[EXTRACTED ENTRIES start]
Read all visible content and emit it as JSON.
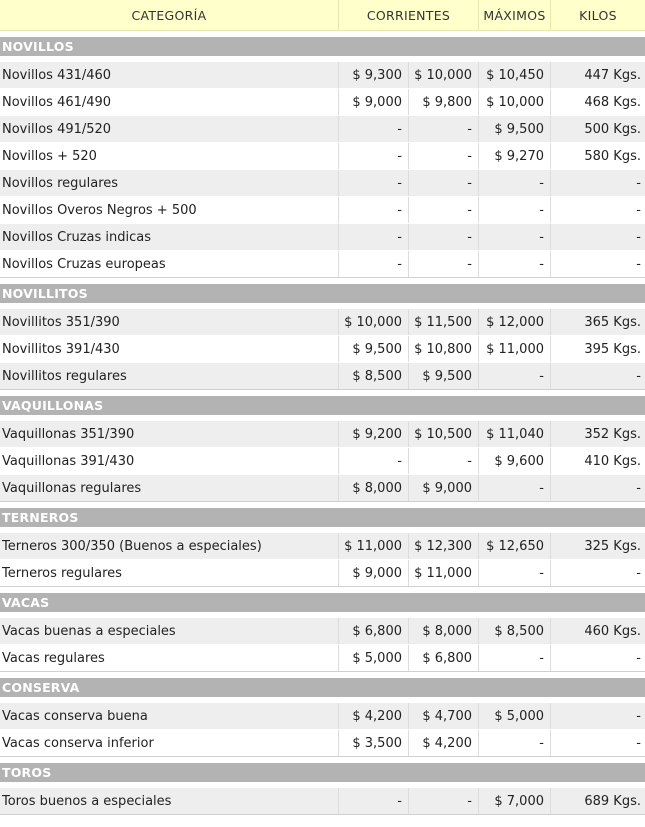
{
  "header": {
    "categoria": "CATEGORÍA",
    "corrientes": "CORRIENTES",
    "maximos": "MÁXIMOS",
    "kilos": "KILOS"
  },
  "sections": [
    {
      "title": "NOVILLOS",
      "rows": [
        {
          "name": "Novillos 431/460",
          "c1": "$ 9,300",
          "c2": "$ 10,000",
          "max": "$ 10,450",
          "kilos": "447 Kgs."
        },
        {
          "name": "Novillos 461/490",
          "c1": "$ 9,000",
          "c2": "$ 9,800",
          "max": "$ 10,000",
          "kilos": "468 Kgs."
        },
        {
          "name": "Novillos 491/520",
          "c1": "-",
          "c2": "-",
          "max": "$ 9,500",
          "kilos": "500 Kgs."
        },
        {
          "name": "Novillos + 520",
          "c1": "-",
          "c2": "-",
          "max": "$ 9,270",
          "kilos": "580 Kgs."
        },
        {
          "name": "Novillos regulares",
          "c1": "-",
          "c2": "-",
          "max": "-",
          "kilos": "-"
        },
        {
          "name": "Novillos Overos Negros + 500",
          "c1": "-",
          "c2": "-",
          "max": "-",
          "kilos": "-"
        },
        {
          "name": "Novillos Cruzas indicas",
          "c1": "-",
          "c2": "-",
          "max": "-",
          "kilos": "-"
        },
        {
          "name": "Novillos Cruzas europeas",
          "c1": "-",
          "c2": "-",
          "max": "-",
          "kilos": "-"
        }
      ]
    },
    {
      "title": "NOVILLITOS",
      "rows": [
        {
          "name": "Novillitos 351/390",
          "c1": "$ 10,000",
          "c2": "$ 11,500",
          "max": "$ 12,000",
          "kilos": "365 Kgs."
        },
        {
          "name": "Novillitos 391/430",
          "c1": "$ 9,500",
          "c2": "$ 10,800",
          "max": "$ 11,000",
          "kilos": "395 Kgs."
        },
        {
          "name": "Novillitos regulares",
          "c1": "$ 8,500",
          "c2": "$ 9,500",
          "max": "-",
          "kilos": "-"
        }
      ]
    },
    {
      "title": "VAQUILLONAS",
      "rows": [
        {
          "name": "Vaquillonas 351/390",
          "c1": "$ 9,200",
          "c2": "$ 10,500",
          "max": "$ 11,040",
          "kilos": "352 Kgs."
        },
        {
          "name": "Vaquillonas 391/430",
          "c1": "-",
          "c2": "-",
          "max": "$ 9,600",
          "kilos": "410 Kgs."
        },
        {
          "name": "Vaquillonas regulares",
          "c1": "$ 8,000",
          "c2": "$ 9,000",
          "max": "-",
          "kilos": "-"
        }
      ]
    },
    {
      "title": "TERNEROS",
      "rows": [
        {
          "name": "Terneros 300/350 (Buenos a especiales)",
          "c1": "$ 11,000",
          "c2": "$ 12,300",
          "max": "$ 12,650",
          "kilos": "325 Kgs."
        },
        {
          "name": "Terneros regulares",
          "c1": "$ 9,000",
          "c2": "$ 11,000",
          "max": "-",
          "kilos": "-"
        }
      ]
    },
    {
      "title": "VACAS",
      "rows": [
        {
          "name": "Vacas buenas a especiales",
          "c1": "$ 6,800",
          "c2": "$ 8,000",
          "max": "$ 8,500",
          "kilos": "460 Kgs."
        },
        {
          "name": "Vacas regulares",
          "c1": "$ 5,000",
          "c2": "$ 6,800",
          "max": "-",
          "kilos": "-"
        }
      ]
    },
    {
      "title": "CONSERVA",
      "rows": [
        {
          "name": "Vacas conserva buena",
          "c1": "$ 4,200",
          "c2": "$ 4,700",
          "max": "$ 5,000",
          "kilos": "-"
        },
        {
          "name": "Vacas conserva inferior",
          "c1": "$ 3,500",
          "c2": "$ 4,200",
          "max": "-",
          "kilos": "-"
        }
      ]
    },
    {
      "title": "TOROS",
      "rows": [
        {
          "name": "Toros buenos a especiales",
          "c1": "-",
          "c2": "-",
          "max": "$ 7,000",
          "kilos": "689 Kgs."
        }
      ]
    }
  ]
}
[EXTRACTED ENTRIES end]
## TASK GOAL:
Count all lines of the data that include "especiales". The answer is the number alone.

## THE RESPONSE:
3